GIVEN INSTRUCTION
Return every line of the data below that includes the string "this".

RECORDS
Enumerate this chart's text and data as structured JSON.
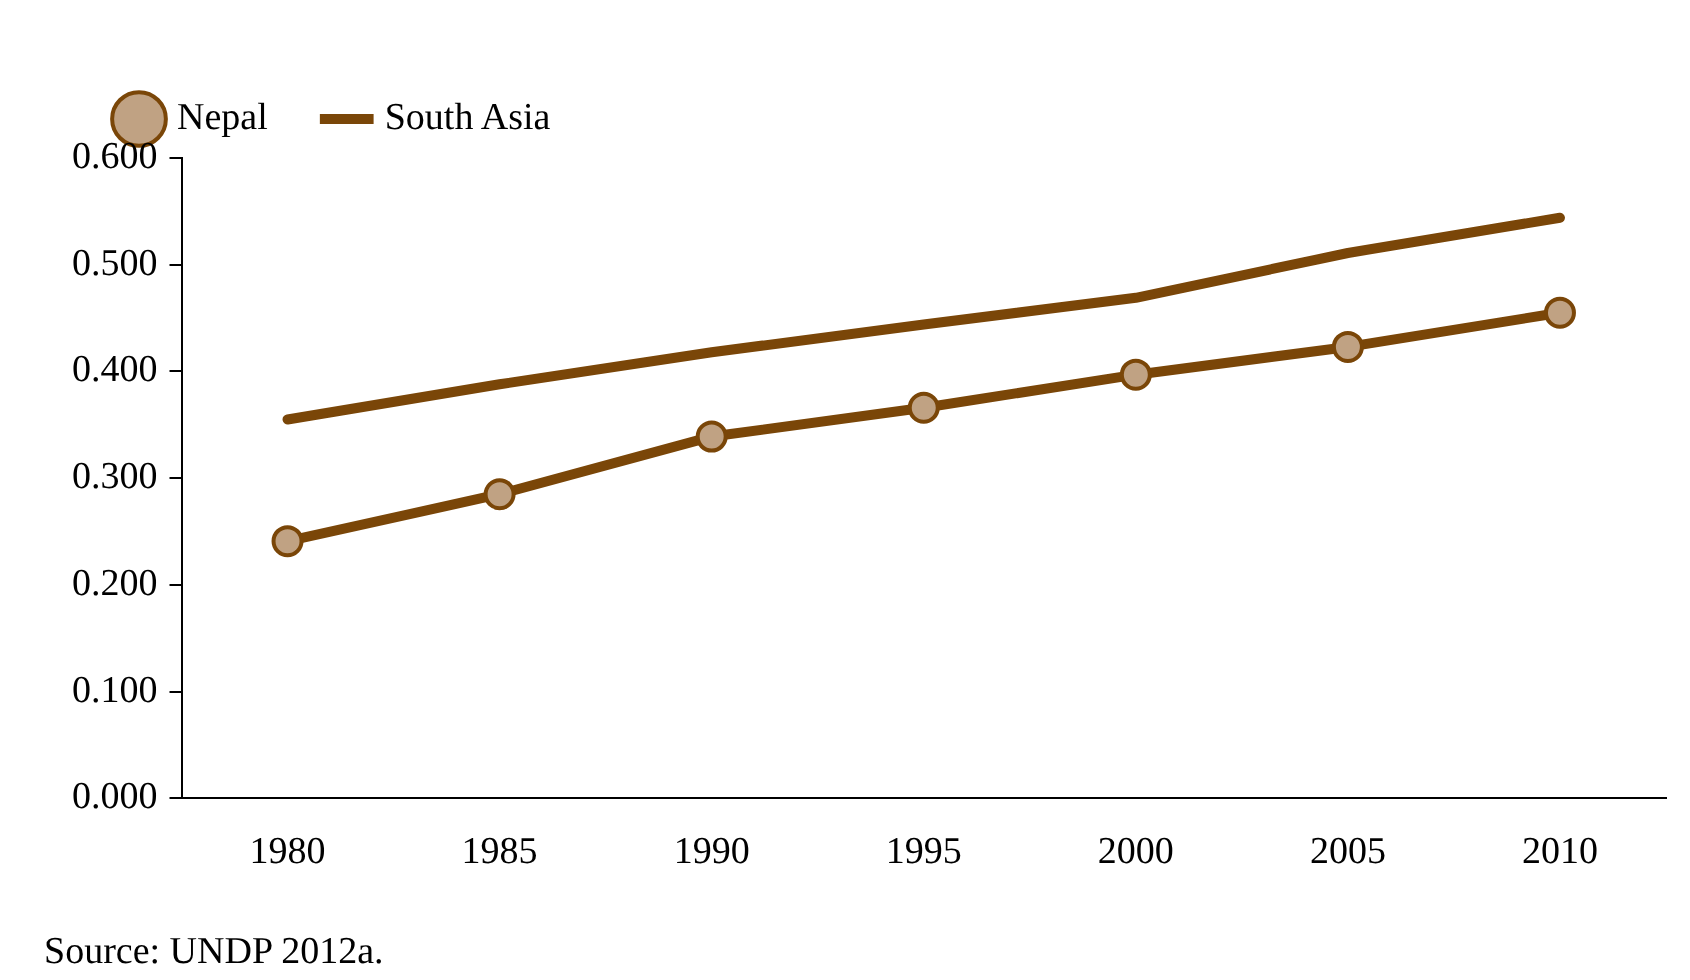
{
  "chart_data": {
    "type": "line",
    "categories": [
      "1980",
      "1985",
      "1990",
      "1995",
      "2000",
      "2005",
      "2010"
    ],
    "series": [
      {
        "name": "Nepal",
        "color": "#7a4608",
        "marker": "circle",
        "values": [
          0.241,
          0.285,
          0.339,
          0.366,
          0.397,
          0.423,
          0.455
        ]
      },
      {
        "name": "South Asia",
        "color": "#7a4608",
        "marker": "none",
        "values": [
          0.355,
          0.388,
          0.418,
          0.444,
          0.469,
          0.511,
          0.544
        ]
      }
    ],
    "ylim": [
      0,
      0.6
    ],
    "yticks": [
      {
        "value": 0,
        "label": "0.000"
      },
      {
        "value": 0.1,
        "label": "0.100"
      },
      {
        "value": 0.2,
        "label": "0.200"
      },
      {
        "value": 0.3,
        "label": "0.300"
      },
      {
        "value": 0.4,
        "label": "0.400"
      },
      {
        "value": 0.5,
        "label": "0.500"
      },
      {
        "value": 0.6,
        "label": "0.600"
      }
    ],
    "grid": false,
    "legend": "top left",
    "line_style": "solid",
    "annotations": [
      "Source: UNDP 2012a."
    ]
  }
}
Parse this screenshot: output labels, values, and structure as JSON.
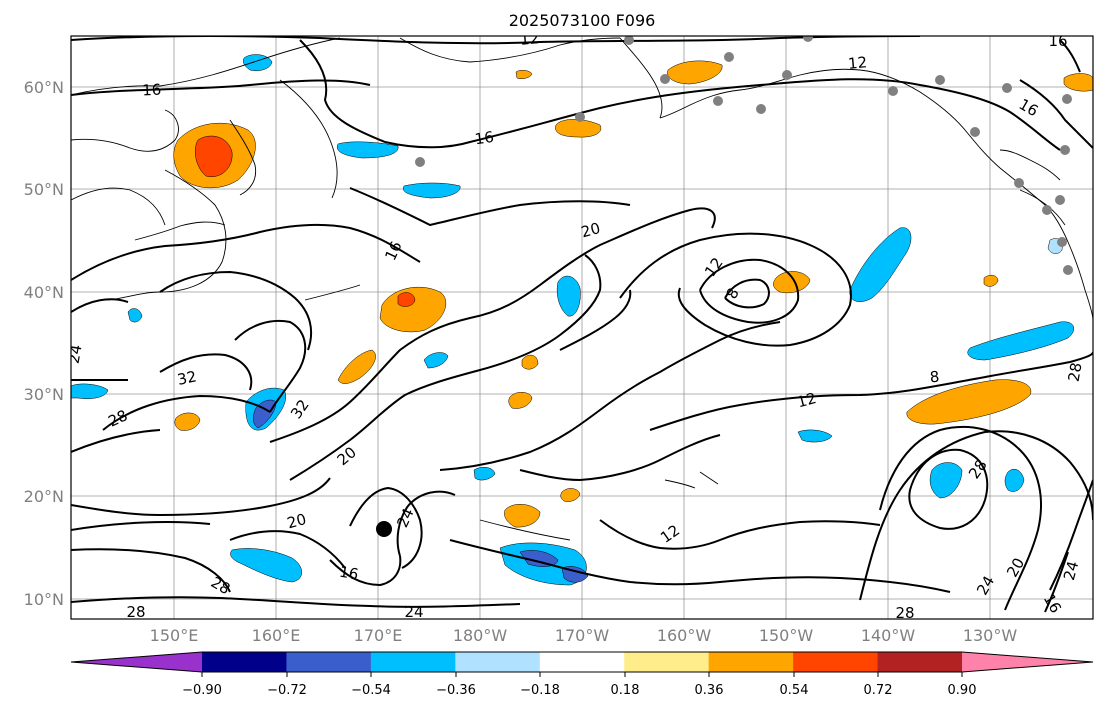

FULL RESPONSE
Enumerate this chart's text and data as structured JSON.
Parse this screenshot: output labels, values, and structure as JSON.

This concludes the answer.